TASK DETAILS – Give the number of lines in this listing that contain "should", with no other words.

Dataset items:
===============

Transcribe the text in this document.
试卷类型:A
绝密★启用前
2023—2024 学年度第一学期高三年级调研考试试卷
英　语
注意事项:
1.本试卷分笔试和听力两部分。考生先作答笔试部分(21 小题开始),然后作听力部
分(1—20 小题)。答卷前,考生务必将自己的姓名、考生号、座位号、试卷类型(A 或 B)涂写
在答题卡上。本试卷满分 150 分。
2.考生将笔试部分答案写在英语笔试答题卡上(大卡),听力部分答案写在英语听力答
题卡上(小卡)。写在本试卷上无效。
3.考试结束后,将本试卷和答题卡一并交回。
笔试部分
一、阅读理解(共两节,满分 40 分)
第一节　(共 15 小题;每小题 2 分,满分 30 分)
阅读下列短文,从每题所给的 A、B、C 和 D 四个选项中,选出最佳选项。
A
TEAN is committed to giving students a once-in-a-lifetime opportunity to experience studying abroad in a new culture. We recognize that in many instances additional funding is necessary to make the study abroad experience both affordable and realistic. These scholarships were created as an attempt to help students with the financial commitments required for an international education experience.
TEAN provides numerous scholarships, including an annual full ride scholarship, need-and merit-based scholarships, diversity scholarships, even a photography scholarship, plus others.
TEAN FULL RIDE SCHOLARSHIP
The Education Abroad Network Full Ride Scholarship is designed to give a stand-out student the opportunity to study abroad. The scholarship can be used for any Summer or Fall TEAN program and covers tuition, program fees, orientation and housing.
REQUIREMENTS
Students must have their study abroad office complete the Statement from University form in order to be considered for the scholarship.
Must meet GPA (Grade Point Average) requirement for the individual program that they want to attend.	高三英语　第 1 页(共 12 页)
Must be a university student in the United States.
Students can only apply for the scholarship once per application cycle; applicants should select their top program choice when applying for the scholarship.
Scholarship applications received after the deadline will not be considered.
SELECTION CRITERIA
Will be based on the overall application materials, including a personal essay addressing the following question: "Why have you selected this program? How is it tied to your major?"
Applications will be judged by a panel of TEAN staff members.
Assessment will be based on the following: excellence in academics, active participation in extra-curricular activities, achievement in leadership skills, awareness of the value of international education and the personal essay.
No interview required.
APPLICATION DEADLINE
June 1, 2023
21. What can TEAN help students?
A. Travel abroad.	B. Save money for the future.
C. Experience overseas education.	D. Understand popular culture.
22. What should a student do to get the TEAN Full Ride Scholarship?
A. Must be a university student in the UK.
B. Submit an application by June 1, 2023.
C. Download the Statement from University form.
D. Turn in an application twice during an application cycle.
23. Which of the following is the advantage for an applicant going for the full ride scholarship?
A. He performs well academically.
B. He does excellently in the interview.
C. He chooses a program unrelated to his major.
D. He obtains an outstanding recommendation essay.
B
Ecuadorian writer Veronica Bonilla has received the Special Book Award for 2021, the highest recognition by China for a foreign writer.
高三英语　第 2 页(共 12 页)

===============

TASK SOLUTION – 2